Dataset listings of figures

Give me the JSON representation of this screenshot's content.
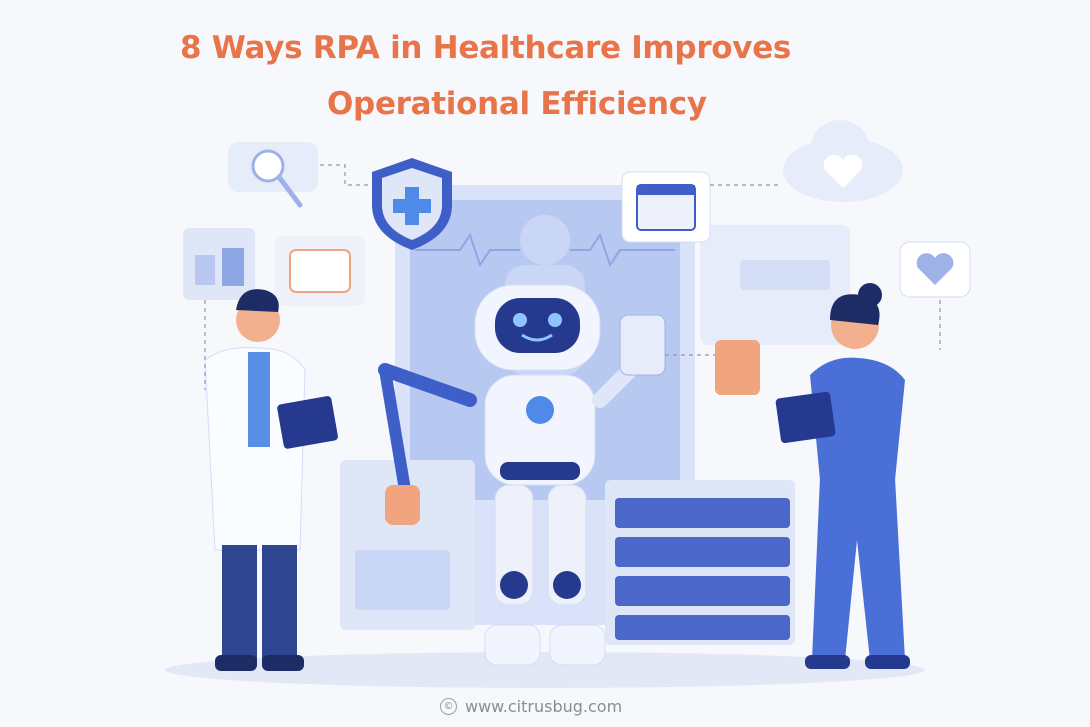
{
  "title": {
    "line1": "8 Ways RPA in Healthcare Improves",
    "line2": "Operational Efficiency"
  },
  "footer": {
    "copyright_symbol": "©",
    "website": "www.citrusbug.com"
  },
  "colors": {
    "title": "#e8744a",
    "primary_blue": "#3f5fc8",
    "light_blue": "#c9d6f5",
    "background": "#f7f8fc"
  },
  "illustration": {
    "icons": [
      "search-icon",
      "shield-plus-icon",
      "calendar-icon",
      "cloud-heart-icon",
      "heartbeat-bubble-icon",
      "checklist-icon",
      "chart-icon",
      "medical-tablet-icon"
    ],
    "figures": [
      "doctor",
      "robot",
      "nurse",
      "server-rack",
      "monitor-screen"
    ]
  }
}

Exercise instructions: Write out the full set of lines verbatim, without the pictures.

Exercise output:
Give me the JSON representation of this screenshot's content.
{
  "title": {
    "line1": "8 Ways RPA in Healthcare Improves",
    "line2": "Operational Efficiency"
  },
  "footer": {
    "copyright_symbol": "©",
    "website": "www.citrusbug.com"
  },
  "colors": {
    "title": "#e8744a",
    "primary_blue": "#3f5fc8",
    "light_blue": "#c9d6f5",
    "background": "#f7f8fc"
  },
  "illustration": {
    "icons": [
      "search-icon",
      "shield-plus-icon",
      "calendar-icon",
      "cloud-heart-icon",
      "heartbeat-bubble-icon",
      "checklist-icon",
      "chart-icon",
      "medical-tablet-icon"
    ],
    "figures": [
      "doctor",
      "robot",
      "nurse",
      "server-rack",
      "monitor-screen"
    ]
  }
}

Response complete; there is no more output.